§ **WORK TO COMPLETE**
Identify the lines that include the word "Globais", then copy all of them.

--- START OF EXCERPTED RECORDS ---

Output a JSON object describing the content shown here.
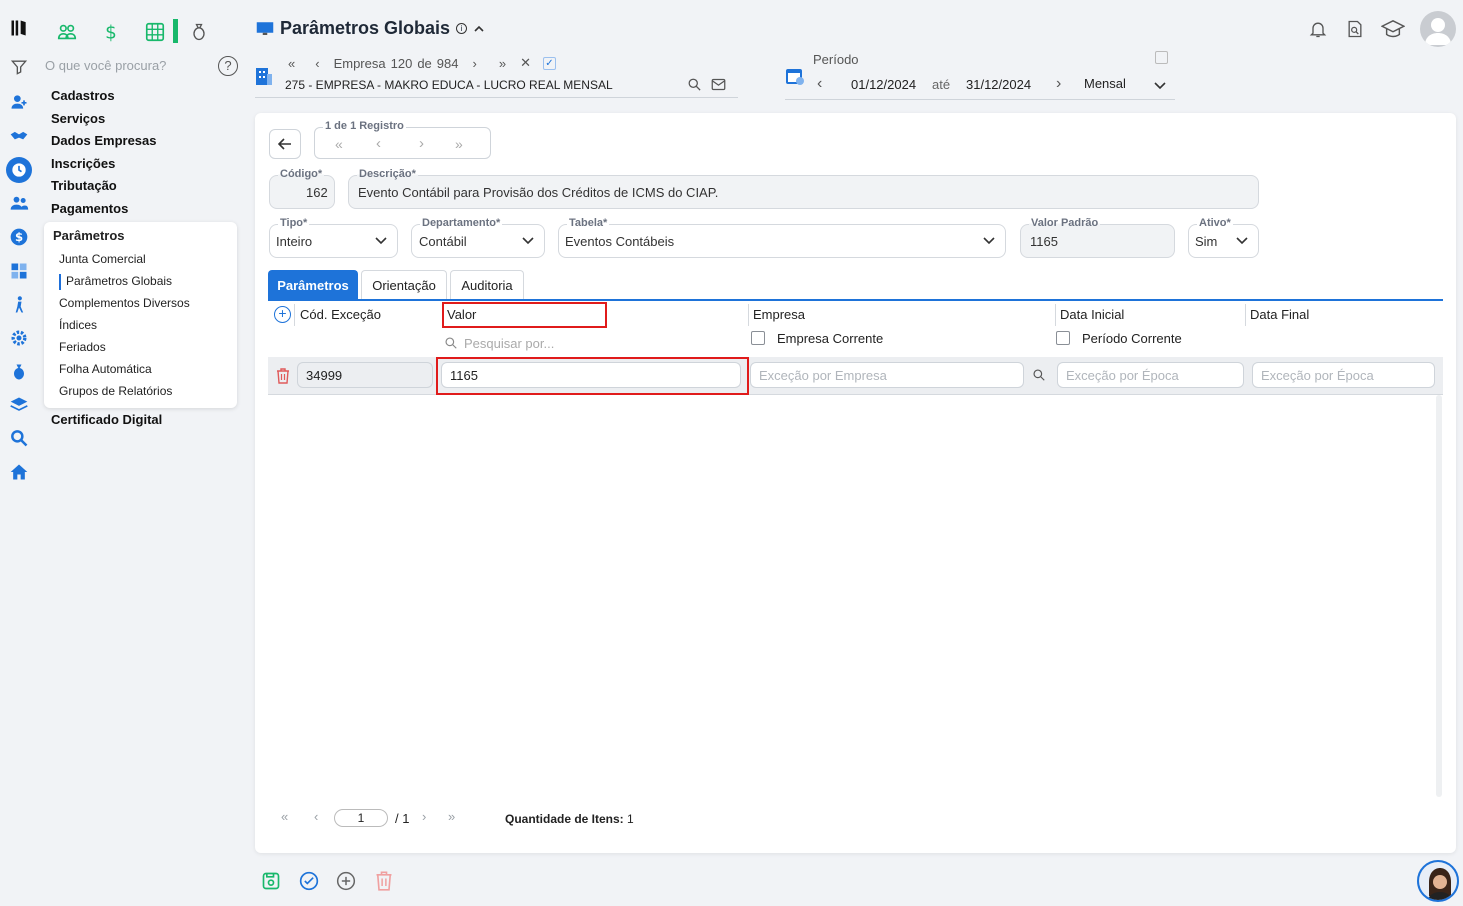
{
  "search": {
    "placeholder": "O que você procura?"
  },
  "title": {
    "text": "Parâmetros Globais"
  },
  "menu": {
    "items": [
      "Cadastros",
      "Serviços",
      "Dados Empresas",
      "Inscrições",
      "Tributação",
      "Pagamentos"
    ],
    "submenu_title": "Parâmetros",
    "submenu_items": [
      "Junta Comercial",
      "Parâmetros Globais",
      "Complementos Diversos",
      "Índices",
      "Feriados",
      "Folha Automática",
      "Grupos de Relatórios"
    ],
    "after": "Certificado Digital"
  },
  "company": {
    "nav_label": "Empresa",
    "nav_current": "120",
    "nav_de": "de",
    "nav_total": "984",
    "name": "275 - EMPRESA - MAKRO EDUCA - LUCRO REAL MENSAL"
  },
  "period": {
    "label": "Período",
    "start": "01/12/2024",
    "ate": "até",
    "end": "31/12/2024",
    "frequency": "Mensal"
  },
  "record_nav": {
    "label": "1 de 1 Registro"
  },
  "form": {
    "codigo": {
      "label": "Código*",
      "value": "162"
    },
    "descricao": {
      "label": "Descrição*",
      "value": "Evento Contábil para Provisão dos Créditos de ICMS do CIAP."
    },
    "tipo": {
      "label": "Tipo*",
      "value": "Inteiro"
    },
    "departamento": {
      "label": "Departamento*",
      "value": "Contábil"
    },
    "tabela": {
      "label": "Tabela*",
      "value": "Eventos Contábeis"
    },
    "valor_padrao": {
      "label": "Valor Padrão",
      "value": "1165"
    },
    "ativo": {
      "label": "Ativo*",
      "value": "Sim"
    }
  },
  "tabs": [
    "Parâmetros",
    "Orientação",
    "Auditoria"
  ],
  "grid": {
    "columns": {
      "cod": "Cód. Exceção",
      "valor": "Valor",
      "empresa": "Empresa",
      "data_inicial": "Data Inicial",
      "data_final": "Data Final"
    },
    "search_placeholder": "Pesquisar por...",
    "empresa_corrente": "Empresa Corrente",
    "periodo_corrente": "Período Corrente",
    "rows": [
      {
        "cod": "34999",
        "valor": "1165",
        "empresa_ph": "Exceção por Empresa",
        "data_inicial_ph": "Exceção por Época",
        "data_final_ph": "Exceção por Época"
      }
    ]
  },
  "pager": {
    "page": "1",
    "of": "/ 1",
    "qty_label": "Quantidade de Itens:",
    "qty": "1"
  },
  "colors": {
    "accent": "#1e73d9",
    "green": "#18b86b",
    "red": "#e01b1b"
  }
}
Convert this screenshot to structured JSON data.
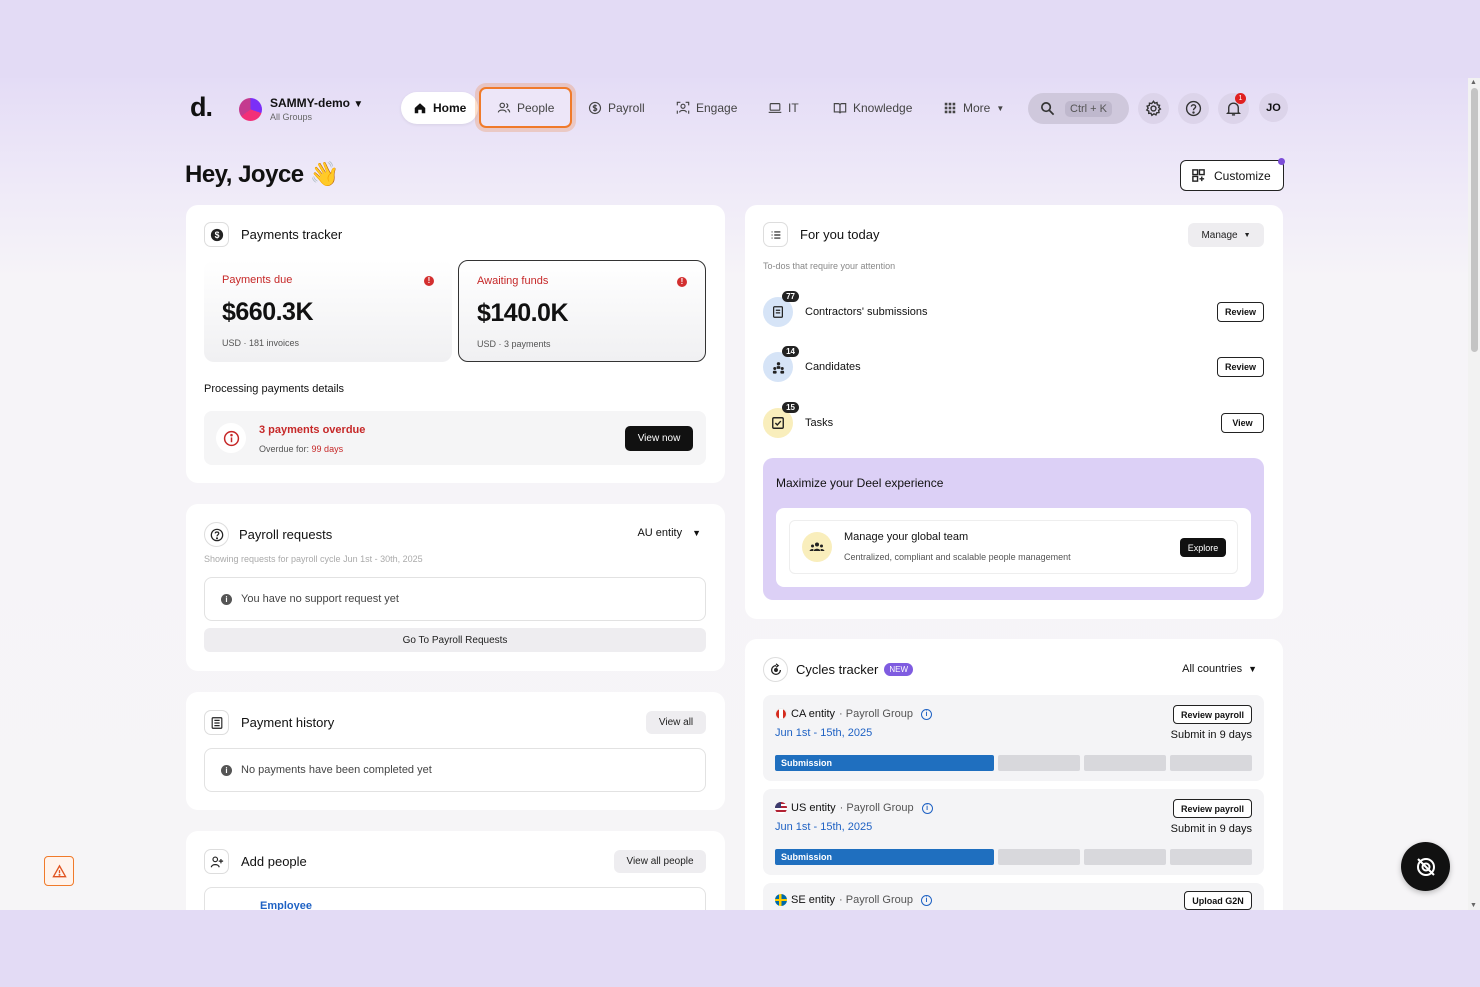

--- END OF EXCERPTED RECORDS ---

§ **RESULT**
    "text": "Parâmetros Globais"
      "Parâmetros Globais",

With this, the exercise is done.